▶ Task statement
Wherever "Программно" appears in a line, copy that line.

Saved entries
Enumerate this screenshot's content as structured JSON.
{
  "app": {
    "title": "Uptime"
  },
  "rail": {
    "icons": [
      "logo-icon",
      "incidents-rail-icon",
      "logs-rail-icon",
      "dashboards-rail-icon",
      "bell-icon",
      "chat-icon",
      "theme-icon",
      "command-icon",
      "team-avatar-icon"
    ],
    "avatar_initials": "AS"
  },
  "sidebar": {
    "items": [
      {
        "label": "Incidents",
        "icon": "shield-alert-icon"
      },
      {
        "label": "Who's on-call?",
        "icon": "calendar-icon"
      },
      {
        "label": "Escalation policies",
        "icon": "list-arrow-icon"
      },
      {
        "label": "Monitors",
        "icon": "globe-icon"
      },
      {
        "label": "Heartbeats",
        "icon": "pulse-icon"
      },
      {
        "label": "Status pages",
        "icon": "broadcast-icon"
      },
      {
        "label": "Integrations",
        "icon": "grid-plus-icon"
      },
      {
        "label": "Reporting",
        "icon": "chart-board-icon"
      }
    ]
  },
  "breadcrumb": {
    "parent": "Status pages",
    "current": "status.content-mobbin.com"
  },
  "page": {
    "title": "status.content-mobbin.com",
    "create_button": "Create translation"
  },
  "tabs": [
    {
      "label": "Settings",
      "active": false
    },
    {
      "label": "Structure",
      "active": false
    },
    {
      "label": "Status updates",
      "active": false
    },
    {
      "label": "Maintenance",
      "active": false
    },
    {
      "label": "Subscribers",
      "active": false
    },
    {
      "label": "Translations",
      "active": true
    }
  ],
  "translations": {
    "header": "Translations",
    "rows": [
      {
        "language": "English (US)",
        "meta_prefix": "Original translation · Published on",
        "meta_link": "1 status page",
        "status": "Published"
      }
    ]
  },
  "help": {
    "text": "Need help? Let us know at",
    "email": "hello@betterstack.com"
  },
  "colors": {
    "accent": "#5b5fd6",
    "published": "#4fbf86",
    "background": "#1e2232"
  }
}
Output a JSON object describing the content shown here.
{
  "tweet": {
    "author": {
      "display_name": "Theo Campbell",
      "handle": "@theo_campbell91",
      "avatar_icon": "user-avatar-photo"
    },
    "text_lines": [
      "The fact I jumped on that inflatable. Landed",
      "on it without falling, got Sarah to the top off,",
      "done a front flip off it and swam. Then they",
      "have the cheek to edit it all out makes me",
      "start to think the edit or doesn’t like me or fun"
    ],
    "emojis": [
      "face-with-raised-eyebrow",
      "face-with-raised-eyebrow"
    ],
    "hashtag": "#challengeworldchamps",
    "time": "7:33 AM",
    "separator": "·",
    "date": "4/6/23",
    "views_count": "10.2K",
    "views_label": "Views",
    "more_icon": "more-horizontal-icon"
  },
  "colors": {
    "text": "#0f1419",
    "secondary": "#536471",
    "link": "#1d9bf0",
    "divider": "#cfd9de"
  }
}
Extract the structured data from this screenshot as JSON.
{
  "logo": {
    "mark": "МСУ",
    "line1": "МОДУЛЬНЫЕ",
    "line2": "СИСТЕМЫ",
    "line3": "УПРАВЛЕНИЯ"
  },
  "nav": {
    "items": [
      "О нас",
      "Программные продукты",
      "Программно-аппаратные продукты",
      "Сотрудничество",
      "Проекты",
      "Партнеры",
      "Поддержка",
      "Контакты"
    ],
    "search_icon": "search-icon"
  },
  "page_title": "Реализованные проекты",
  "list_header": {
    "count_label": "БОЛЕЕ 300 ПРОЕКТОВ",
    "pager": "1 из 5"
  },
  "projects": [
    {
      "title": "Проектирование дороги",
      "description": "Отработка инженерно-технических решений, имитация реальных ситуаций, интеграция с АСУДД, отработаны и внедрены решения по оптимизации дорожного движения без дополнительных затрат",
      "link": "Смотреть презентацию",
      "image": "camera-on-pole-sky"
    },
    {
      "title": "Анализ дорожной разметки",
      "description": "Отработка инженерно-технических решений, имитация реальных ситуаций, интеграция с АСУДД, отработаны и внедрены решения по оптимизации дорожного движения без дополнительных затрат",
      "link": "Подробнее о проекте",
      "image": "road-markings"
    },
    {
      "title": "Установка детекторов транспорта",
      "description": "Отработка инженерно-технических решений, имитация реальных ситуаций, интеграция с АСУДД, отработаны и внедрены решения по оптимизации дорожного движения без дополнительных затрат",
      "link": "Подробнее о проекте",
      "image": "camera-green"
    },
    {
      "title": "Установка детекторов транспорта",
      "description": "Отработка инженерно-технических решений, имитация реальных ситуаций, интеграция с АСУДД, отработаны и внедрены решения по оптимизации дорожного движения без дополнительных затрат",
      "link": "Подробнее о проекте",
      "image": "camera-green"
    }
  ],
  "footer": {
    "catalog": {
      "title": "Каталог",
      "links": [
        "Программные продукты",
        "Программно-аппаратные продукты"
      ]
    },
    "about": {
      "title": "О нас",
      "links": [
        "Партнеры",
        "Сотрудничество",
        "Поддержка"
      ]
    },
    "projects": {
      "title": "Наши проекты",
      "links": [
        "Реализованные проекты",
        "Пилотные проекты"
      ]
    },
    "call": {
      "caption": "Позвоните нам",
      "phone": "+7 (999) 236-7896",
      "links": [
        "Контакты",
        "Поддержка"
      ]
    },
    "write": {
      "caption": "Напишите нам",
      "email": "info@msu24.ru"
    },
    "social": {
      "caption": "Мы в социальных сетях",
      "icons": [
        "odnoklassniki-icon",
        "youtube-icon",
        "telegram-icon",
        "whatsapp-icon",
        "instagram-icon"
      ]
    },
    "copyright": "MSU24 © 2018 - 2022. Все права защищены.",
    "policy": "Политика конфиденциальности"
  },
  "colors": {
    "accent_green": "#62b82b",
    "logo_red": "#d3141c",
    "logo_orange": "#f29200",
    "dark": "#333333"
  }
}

▶ Complete response
      "Программно-аппаратные продукты",
        "Программно-аппаратные продукты"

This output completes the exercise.